__Instructions to follow__: Extract every line below, verbatim.

__________________________________________________

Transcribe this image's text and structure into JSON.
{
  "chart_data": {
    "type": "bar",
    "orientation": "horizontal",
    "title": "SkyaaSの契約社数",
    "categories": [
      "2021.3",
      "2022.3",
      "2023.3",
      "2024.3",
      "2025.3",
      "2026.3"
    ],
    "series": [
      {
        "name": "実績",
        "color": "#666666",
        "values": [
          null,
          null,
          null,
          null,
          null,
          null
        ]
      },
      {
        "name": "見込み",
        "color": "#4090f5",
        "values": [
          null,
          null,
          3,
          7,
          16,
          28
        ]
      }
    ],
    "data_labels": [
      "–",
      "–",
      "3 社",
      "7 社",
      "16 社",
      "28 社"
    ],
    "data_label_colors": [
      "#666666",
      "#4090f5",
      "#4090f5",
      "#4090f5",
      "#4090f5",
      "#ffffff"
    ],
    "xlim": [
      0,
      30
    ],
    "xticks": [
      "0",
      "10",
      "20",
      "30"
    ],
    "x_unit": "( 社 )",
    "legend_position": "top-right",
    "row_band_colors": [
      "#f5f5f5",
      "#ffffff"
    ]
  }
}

__________________________________________________

__Full answer__:
Transcribe this image's text and structure into JSON.
{
  "chart_data": {
    "type": "bar",
    "orientation": "horizontal",
    "title": "SkyaaSの契約社数",
    "categories": [
      "2021.3",
      "2022.3",
      "2023.3",
      "2024.3",
      "2025.3",
      "2026.3"
    ],
    "series": [
      {
        "name": "実績",
        "color": "#666666",
        "values": [
          null,
          null,
          null,
          null,
          null,
          null
        ]
      },
      {
        "name": "見込み",
        "color": "#4090f5",
        "values": [
          null,
          null,
          3,
          7,
          16,
          28
        ]
      }
    ],
    "data_labels": [
      "–",
      "–",
      "3 社",
      "7 社",
      "16 社",
      "28 社"
    ],
    "data_label_colors": [
      "#666666",
      "#4090f5",
      "#4090f5",
      "#4090f5",
      "#4090f5",
      "#ffffff"
    ],
    "xlim": [
      0,
      30
    ],
    "xticks": [
      "0",
      "10",
      "20",
      "30"
    ],
    "x_unit": "( 社 )",
    "legend_position": "top-right",
    "row_band_colors": [
      "#f5f5f5",
      "#ffffff"
    ]
  }
}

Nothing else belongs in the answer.